[Dataset items]
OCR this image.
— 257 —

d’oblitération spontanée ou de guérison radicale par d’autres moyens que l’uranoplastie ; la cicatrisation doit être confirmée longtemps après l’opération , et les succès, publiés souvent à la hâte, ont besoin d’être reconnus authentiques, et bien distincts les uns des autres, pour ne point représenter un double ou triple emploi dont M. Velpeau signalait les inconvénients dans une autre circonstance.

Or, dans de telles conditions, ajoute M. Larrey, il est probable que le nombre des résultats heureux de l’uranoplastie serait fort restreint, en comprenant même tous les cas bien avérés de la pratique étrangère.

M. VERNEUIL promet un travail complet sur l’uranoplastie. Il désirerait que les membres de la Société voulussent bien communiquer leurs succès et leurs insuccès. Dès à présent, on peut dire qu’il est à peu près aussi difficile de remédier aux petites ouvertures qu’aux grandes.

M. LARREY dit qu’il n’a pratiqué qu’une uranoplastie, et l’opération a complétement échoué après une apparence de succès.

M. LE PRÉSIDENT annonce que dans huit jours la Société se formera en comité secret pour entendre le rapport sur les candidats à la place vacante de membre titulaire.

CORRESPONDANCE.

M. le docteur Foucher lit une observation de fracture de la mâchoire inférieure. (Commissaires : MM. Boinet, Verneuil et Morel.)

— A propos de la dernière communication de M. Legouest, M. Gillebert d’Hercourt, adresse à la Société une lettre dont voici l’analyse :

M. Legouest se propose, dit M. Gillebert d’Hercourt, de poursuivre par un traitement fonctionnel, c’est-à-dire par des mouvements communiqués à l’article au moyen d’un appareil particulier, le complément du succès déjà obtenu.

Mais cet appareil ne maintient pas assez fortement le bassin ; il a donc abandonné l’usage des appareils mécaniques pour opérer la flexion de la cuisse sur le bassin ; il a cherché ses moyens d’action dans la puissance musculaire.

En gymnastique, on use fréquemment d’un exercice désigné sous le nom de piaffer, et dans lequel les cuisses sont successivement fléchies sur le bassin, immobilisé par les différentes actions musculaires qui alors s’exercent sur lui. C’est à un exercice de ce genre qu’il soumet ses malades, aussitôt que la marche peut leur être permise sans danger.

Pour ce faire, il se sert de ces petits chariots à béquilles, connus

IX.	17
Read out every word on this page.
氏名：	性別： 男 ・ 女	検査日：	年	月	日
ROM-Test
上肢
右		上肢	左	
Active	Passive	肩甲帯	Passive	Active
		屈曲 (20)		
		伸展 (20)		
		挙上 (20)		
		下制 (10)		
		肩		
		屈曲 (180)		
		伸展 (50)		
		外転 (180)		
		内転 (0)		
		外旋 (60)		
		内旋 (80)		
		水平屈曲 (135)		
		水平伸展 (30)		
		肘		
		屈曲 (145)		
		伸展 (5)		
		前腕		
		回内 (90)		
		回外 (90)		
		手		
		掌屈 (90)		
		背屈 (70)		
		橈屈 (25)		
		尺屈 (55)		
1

● **Exercise objective**
Locate "Read out every word on this page." in the material, then quote the line that contains it and all lines after it through the final one.

● **Solution to this problem**
Read out every word on this page.
氏名：	性別： 男 ・ 女	検査日：	年	月	日
ROM-Test
上肢
右		上肢	左	
Active	Passive	肩甲帯	Passive	Active
		屈曲 (20)		
		伸展 (20)		
		挙上 (20)		
		下制 (10)		
		肩		
		屈曲 (180)		
		伸展 (50)		
		外転 (180)		
		内転 (0)		
		外旋 (60)		
		内旋 (80)		
		水平屈曲 (135)		
		水平伸展 (30)		
		肘		
		屈曲 (145)		
		伸展 (5)		
		前腕		
		回内 (90)		
		回外 (90)		
		手		
		掌屈 (90)		
		背屈 (70)		
		橈屈 (25)		
		尺屈 (55)		
1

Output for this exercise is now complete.